**Source document:**
· · · ·

How the Moussaoui Case Crumbled


    Zacarias Moussaoui

    U.S. authorities easily nabbed Zacarias Moussaoui in the weeks before 9/11, but prosecuting the alleged terrorist has been far from smooth. Here are the twists and turns in a case many thought would be open-and-shut:

    When Zacarias Moussaoui was enrolled in flight school in Eagan, Minn., he could have easily looked up in the sky to see the kind of airplane he wanted to fly. Along the approach to the Minneapolis-St. Paul airport, 747s screamed overhead day and night. His flight instructor at Pan Am International Flight Academy found Moussaoui genial but clueless and totally unable to explain why he wanted to pilot a 747. The school's administration called the fbi, and he was arrested nearby on Aug. 16, 2001. When investigators interviewed the 33-year-old French Moroccan and asked him whether he planned to use a plane for a terrorist attack, he either did not answer or asked for a lawyer, according to different sources familiar with the session. He was then held for overstaying his visit to the U.S.

· · · ·

**Tasks:**
a - Answer these questions using the article on the Moussaoui case:
(i) When did U.S. authorities nab Zacarias Moussaoui?
(ii) On what date was he arrested?
(iii) What was he held for after the interview?
b - Rewrite the entries from the first line through the line containing "keyword-token: def <box>25 109 58 129</box>", swapping every "code-line" for "editor-line" and leaving everything else unchanged. Return only those lines.

**Listed entries:**

· · · ·

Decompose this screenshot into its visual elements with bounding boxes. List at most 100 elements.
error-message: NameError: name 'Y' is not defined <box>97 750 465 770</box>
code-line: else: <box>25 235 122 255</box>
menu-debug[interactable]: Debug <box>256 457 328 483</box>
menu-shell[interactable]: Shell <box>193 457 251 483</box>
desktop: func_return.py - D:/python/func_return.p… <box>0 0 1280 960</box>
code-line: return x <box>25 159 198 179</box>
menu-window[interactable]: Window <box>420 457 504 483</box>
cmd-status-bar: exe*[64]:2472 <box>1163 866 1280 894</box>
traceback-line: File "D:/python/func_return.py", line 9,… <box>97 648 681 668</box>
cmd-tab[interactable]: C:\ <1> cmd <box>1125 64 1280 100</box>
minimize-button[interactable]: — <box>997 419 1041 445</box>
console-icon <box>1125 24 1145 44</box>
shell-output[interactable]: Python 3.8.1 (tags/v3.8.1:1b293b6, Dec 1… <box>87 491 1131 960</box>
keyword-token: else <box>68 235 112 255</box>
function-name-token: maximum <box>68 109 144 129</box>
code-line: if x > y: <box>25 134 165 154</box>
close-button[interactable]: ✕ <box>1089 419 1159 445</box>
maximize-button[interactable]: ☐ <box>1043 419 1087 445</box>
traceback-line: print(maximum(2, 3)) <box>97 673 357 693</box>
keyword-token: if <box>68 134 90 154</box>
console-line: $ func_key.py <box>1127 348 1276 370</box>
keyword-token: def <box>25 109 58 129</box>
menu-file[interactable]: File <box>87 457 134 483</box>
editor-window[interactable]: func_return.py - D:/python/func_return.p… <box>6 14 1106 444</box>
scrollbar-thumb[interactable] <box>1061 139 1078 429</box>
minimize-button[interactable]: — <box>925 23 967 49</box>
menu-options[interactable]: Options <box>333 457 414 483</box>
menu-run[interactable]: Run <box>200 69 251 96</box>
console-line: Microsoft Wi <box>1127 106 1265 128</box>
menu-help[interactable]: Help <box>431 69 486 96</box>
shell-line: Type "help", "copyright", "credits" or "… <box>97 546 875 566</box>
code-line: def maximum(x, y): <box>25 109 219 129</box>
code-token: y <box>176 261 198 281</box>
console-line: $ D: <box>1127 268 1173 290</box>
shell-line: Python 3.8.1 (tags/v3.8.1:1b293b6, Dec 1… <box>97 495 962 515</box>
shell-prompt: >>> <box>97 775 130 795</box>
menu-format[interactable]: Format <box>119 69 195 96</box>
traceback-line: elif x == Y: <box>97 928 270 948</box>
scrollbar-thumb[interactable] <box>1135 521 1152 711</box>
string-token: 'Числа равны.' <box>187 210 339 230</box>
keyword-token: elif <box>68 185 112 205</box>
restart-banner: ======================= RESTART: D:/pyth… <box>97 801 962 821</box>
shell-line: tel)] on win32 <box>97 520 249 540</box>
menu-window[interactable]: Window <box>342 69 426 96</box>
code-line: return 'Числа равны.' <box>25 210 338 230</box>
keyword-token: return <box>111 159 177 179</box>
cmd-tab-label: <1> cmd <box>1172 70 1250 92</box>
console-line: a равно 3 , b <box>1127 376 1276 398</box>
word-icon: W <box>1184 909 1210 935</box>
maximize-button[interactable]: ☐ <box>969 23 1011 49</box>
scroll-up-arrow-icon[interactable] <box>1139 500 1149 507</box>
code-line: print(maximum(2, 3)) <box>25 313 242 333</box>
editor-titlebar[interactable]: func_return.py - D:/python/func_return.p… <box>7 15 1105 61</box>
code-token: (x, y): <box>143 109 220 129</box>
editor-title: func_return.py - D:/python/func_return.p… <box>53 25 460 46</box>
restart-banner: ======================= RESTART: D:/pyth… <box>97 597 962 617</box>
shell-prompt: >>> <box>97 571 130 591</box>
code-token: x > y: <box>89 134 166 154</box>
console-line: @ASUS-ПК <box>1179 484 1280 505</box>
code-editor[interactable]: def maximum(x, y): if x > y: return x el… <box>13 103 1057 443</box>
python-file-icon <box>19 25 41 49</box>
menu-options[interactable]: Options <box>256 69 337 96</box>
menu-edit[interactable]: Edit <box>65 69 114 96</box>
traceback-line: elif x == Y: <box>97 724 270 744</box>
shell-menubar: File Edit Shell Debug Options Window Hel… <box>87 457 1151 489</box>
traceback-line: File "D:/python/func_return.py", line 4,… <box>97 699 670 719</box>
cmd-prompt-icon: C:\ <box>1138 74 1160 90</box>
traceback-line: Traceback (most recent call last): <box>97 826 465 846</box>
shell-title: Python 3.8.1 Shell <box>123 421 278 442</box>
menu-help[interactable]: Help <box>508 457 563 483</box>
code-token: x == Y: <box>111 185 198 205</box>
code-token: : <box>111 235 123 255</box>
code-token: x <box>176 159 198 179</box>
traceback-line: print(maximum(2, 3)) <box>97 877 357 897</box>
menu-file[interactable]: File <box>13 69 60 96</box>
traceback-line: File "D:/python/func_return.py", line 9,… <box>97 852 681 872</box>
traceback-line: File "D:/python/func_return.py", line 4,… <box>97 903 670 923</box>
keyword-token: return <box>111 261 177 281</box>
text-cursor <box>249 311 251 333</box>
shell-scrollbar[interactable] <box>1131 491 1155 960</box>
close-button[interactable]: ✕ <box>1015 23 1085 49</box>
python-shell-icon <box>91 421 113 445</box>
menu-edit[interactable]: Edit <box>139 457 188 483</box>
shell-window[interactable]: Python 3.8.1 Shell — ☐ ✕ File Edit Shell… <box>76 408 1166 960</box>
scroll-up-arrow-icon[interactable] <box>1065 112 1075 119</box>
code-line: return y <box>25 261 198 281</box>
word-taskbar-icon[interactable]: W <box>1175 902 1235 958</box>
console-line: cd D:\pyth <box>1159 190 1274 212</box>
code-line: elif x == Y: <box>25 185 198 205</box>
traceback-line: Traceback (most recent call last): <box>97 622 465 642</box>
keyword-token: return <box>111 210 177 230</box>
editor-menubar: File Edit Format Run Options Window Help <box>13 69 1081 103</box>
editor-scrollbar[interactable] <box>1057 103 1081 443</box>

· · · ·

**Exercise solutions:**
a -
(i) In the weeks before 9/11.
(ii) Aug. 16, 2001.
(iii) Overstaying his visit to the U.S.

b -
Decompose this screenshot into its visual elements with bounding boxes. List at most 100 elements.
error-message: NameError: name 'Y' is not defined <box>97 750 465 770</box>
editor-line: else: <box>25 235 122 255</box>
menu-debug[interactable]: Debug <box>256 457 328 483</box>
menu-shell[interactable]: Shell <box>193 457 251 483</box>
desktop: func_return.py - D:/python/func_return.p… <box>0 0 1280 960</box>
editor-line: return x <box>25 159 198 179</box>
menu-window[interactable]: Window <box>420 457 504 483</box>
cmd-status-bar: exe*[64]:2472 <box>1163 866 1280 894</box>
traceback-line: File "D:/python/func_return.py", line 9,… <box>97 648 681 668</box>
cmd-tab[interactable]: C:\ <1> cmd <box>1125 64 1280 100</box>
minimize-button[interactable]: — <box>997 419 1041 445</box>
console-icon <box>1125 24 1145 44</box>
shell-output[interactable]: Python 3.8.1 (tags/v3.8.1:1b293b6, Dec 1… <box>87 491 1131 960</box>
keyword-token: else <box>68 235 112 255</box>
function-name-token: maximum <box>68 109 144 129</box>
editor-line: if x > y: <box>25 134 165 154</box>
close-button[interactable]: ✕ <box>1089 419 1159 445</box>
maximize-button[interactable]: ☐ <box>1043 419 1087 445</box>
traceback-line: print(maximum(2, 3)) <box>97 673 357 693</box>
keyword-token: if <box>68 134 90 154</box>
console-line: $ func_key.py <box>1127 348 1276 370</box>
keyword-token: def <box>25 109 58 129</box>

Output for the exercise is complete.